** Begin Working data **

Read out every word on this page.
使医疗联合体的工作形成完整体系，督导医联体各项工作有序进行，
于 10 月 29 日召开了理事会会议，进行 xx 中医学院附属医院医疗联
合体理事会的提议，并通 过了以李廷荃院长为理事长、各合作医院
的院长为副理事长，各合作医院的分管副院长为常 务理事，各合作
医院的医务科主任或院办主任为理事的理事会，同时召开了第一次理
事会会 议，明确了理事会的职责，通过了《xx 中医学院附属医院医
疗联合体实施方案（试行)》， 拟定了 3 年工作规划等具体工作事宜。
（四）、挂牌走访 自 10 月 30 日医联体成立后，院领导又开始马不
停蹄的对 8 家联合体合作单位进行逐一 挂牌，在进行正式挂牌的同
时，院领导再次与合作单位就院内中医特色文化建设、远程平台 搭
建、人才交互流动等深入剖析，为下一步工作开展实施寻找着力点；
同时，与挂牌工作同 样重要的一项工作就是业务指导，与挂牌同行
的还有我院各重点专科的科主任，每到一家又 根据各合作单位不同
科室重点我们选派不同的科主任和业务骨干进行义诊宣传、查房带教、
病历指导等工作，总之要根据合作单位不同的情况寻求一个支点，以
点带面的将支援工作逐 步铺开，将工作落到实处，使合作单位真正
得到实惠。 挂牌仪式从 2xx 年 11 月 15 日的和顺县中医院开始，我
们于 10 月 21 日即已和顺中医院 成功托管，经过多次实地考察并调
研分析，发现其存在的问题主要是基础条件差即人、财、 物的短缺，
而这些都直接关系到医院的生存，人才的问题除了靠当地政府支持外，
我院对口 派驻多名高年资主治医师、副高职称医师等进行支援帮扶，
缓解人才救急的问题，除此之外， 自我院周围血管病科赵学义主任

** End Working data **

- _Instructions for the task_: All of the lines above must be returned exactly.

- _Answer for the task_:
Read out every word on this page.
使医疗联合体的工作形成完整体系，督导医联体各项工作有序进行，
于 10 月 29 日召开了理事会会议，进行 xx 中医学院附属医院医疗联
合体理事会的提议，并通 过了以李廷荃院长为理事长、各合作医院
的院长为副理事长，各合作医院的分管副院长为常 务理事，各合作
医院的医务科主任或院办主任为理事的理事会，同时召开了第一次理
事会会 议，明确了理事会的职责，通过了《xx 中医学院附属医院医
疗联合体实施方案（试行)》， 拟定了 3 年工作规划等具体工作事宜。
（四）、挂牌走访 自 10 月 30 日医联体成立后，院领导又开始马不
停蹄的对 8 家联合体合作单位进行逐一 挂牌，在进行正式挂牌的同
时，院领导再次与合作单位就院内中医特色文化建设、远程平台 搭
建、人才交互流动等深入剖析，为下一步工作开展实施寻找着力点；
同时，与挂牌工作同 样重要的一项工作就是业务指导，与挂牌同行
的还有我院各重点专科的科主任，每到一家又 根据各合作单位不同
科室重点我们选派不同的科主任和业务骨干进行义诊宣传、查房带教、
病历指导等工作，总之要根据合作单位不同的情况寻求一个支点，以
点带面的将支援工作逐 步铺开，将工作落到实处，使合作单位真正
得到实惠。 挂牌仪式从 2xx 年 11 月 15 日的和顺县中医院开始，我
们于 10 月 21 日即已和顺中医院 成功托管，经过多次实地考察并调
研分析，发现其存在的问题主要是基础条件差即人、财、 物的短缺，
而这些都直接关系到医院的生存，人才的问题除了靠当地政府支持外，
我院对口 派驻多名高年资主治医师、副高职称医师等进行支援帮扶，
缓解人才救急的问题，除此之外， 自我院周围血管病科赵学义主任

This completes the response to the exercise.